### Stated problem
Reproduce each of the following lines without any changes, keeping them in the same order.

=====

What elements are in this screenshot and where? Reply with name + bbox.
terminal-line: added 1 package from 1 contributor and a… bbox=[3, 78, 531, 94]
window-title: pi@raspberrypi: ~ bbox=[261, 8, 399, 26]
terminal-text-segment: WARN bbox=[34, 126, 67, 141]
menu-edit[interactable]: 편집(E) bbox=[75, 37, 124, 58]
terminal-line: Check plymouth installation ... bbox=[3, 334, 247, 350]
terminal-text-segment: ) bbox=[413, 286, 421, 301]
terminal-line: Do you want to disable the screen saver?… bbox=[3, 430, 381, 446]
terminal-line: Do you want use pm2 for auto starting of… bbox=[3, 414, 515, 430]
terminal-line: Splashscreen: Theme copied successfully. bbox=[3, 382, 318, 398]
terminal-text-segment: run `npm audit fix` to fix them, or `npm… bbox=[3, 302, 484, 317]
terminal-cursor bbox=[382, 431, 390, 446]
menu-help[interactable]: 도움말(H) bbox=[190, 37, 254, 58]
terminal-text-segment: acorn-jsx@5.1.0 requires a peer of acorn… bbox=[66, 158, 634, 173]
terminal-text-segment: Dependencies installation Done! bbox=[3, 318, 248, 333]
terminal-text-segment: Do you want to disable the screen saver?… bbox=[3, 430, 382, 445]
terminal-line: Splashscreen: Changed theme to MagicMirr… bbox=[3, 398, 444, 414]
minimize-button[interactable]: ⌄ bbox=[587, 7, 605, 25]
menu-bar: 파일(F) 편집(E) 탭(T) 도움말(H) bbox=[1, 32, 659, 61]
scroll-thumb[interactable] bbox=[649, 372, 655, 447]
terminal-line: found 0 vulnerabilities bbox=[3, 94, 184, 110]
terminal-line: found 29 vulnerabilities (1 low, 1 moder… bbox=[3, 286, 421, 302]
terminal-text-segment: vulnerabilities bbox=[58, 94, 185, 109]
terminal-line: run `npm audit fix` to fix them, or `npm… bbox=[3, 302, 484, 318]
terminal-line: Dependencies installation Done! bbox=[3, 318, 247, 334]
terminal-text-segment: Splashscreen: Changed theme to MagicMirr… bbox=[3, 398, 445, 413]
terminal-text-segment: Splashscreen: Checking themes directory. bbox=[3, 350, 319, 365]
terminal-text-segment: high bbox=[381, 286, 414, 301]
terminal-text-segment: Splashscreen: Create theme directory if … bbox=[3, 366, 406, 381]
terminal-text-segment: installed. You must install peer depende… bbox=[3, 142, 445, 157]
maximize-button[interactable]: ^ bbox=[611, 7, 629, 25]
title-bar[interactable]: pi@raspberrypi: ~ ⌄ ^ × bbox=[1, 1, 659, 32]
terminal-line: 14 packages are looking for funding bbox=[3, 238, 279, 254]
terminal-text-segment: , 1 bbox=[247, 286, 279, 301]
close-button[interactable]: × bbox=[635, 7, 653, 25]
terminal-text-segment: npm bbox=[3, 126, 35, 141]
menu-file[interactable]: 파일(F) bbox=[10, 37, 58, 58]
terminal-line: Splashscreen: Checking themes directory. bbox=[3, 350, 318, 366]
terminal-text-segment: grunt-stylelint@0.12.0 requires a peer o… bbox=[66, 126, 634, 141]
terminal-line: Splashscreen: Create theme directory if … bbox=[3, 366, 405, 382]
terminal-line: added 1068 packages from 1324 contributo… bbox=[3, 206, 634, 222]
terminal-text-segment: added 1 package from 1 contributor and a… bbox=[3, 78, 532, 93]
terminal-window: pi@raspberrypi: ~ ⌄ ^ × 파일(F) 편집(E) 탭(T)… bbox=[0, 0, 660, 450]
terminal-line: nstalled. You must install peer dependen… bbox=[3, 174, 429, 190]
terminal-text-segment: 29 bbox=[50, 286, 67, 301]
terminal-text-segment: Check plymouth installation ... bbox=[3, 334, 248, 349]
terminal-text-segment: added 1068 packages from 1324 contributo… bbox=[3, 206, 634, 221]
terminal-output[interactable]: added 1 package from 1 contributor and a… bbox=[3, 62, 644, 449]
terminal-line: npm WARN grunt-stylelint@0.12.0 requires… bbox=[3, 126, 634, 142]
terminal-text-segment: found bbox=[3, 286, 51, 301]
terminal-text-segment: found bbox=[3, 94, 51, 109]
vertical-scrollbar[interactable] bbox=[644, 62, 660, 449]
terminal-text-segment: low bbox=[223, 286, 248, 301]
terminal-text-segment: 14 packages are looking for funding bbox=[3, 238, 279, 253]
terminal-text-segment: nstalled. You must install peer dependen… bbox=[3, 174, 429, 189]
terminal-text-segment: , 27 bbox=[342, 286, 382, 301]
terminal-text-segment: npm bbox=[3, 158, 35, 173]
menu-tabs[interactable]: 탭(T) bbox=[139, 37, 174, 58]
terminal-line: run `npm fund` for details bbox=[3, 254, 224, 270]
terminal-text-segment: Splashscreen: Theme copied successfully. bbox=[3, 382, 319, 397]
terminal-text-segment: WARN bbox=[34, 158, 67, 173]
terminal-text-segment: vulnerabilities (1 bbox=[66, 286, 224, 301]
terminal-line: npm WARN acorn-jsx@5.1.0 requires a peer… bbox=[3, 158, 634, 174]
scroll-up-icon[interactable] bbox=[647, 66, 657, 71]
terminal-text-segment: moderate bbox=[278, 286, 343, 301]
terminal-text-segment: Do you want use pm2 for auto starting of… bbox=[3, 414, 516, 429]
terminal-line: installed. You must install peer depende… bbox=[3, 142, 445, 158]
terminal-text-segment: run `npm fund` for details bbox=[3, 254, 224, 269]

=====

### Solution to this exercise
What elements are in this screenshot and where? Reply with name + bbox.
terminal-line: added 1 package from 1 contributor and a… bbox=[3, 78, 531, 94]
window-title: pi@raspberrypi: ~ bbox=[261, 8, 399, 26]
terminal-text-segment: WARN bbox=[34, 126, 67, 141]
menu-edit[interactable]: 편집(E) bbox=[75, 37, 124, 58]
terminal-line: Check plymouth installation ... bbox=[3, 334, 247, 350]
terminal-text-segment: ) bbox=[413, 286, 421, 301]
terminal-line: Do you want to disable the screen saver?… bbox=[3, 430, 381, 446]
terminal-line: Do you want use pm2 for auto starting of… bbox=[3, 414, 515, 430]
terminal-line: Splashscreen: Theme copied successfully. bbox=[3, 382, 318, 398]
terminal-text-segment: run `npm audit fix` to fix them, or `npm… bbox=[3, 302, 484, 317]
terminal-cursor bbox=[382, 431, 390, 446]
menu-help[interactable]: 도움말(H) bbox=[190, 37, 254, 58]
terminal-text-segment: acorn-jsx@5.1.0 requires a peer of acorn… bbox=[66, 158, 634, 173]
terminal-text-segment: Dependencies installation Done! bbox=[3, 318, 248, 333]
terminal-text-segment: Do you want to disable the screen saver?… bbox=[3, 430, 382, 445]
terminal-line: Splashscreen: Changed theme to MagicMirr… bbox=[3, 398, 444, 414]
minimize-button[interactable]: ⌄ bbox=[587, 7, 605, 25]
menu-bar: 파일(F) 편집(E) 탭(T) 도움말(H) bbox=[1, 32, 659, 61]
scroll-thumb[interactable] bbox=[649, 372, 655, 447]
terminal-line: found 0 vulnerabilities bbox=[3, 94, 184, 110]
terminal-line: found 29 vulnerabilities (1 low, 1 moder… bbox=[3, 286, 421, 302]
terminal-text-segment: vulnerabilities bbox=[58, 94, 185, 109]
terminal-line: run `npm audit fix` to fix them, or `npm… bbox=[3, 302, 484, 318]
terminal-line: Dependencies installation Done! bbox=[3, 318, 247, 334]
terminal-text-segment: Splashscreen: Changed theme to MagicMirr… bbox=[3, 398, 445, 413]
terminal-text-segment: Splashscreen: Checking themes directory. bbox=[3, 350, 319, 365]
terminal-text-segment: high bbox=[381, 286, 414, 301]
terminal-text-segment: Splashscreen: Create theme directory if … bbox=[3, 366, 406, 381]
terminal-text-segment: installed. You must install peer depende… bbox=[3, 142, 445, 157]
maximize-button[interactable]: ^ bbox=[611, 7, 629, 25]
title-bar[interactable]: pi@raspberrypi: ~ ⌄ ^ × bbox=[1, 1, 659, 32]
terminal-line: 14 packages are looking for funding bbox=[3, 238, 279, 254]
terminal-text-segment: , 1 bbox=[247, 286, 279, 301]
close-button[interactable]: × bbox=[635, 7, 653, 25]
terminal-text-segment: npm bbox=[3, 126, 35, 141]
menu-file[interactable]: 파일(F) bbox=[10, 37, 58, 58]
terminal-line: Splashscreen: Checking themes directory. bbox=[3, 350, 318, 366]
terminal-text-segment: grunt-stylelint@0.12.0 requires a peer o… bbox=[66, 126, 634, 141]
terminal-line: Splashscreen: Create theme directory if … bbox=[3, 366, 405, 382]
terminal-line: added 1068 packages from 1324 contributo… bbox=[3, 206, 634, 222]
terminal-text-segment: added 1 package from 1 contributor and a… bbox=[3, 78, 532, 93]
terminal-window: pi@raspberrypi: ~ ⌄ ^ × 파일(F) 편집(E) 탭(T)… bbox=[0, 0, 660, 450]
terminal-line: nstalled. You must install peer dependen… bbox=[3, 174, 429, 190]
terminal-text-segment: 29 bbox=[50, 286, 67, 301]
terminal-text-segment: Check plymouth installation ... bbox=[3, 334, 248, 349]
terminal-text-segment: added 1068 packages from 1324 contributo… bbox=[3, 206, 634, 221]
terminal-output[interactable]: added 1 package from 1 contributor and a… bbox=[3, 62, 644, 449]
terminal-line: npm WARN grunt-stylelint@0.12.0 requires… bbox=[3, 126, 634, 142]
terminal-text-segment: found bbox=[3, 286, 51, 301]
terminal-text-segment: found bbox=[3, 94, 51, 109]
vertical-scrollbar[interactable] bbox=[644, 62, 660, 449]
terminal-text-segment: low bbox=[223, 286, 248, 301]
terminal-text-segment: 14 packages are looking for funding bbox=[3, 238, 279, 253]
terminal-text-segment: nstalled. You must install peer dependen… bbox=[3, 174, 429, 189]
terminal-text-segment: , 27 bbox=[342, 286, 382, 301]
terminal-text-segment: npm bbox=[3, 158, 35, 173]
menu-tabs[interactable]: 탭(T) bbox=[139, 37, 174, 58]
terminal-line: run `npm fund` for details bbox=[3, 254, 224, 270]
terminal-text-segment: Splashscreen: Theme copied successfully. bbox=[3, 382, 319, 397]
terminal-text-segment: WARN bbox=[34, 158, 67, 173]
terminal-text-segment: vulnerabilities (1 bbox=[66, 286, 224, 301]
terminal-line: npm WARN acorn-jsx@5.1.0 requires a peer… bbox=[3, 158, 634, 174]
scroll-up-icon[interactable] bbox=[647, 66, 657, 71]
terminal-text-segment: moderate bbox=[278, 286, 343, 301]
terminal-text-segment: Do you want use pm2 for auto starting of… bbox=[3, 414, 516, 429]
terminal-line: installed. You must install peer depende… bbox=[3, 142, 445, 158]
terminal-text-segment: run `npm fund` for details bbox=[3, 254, 224, 269]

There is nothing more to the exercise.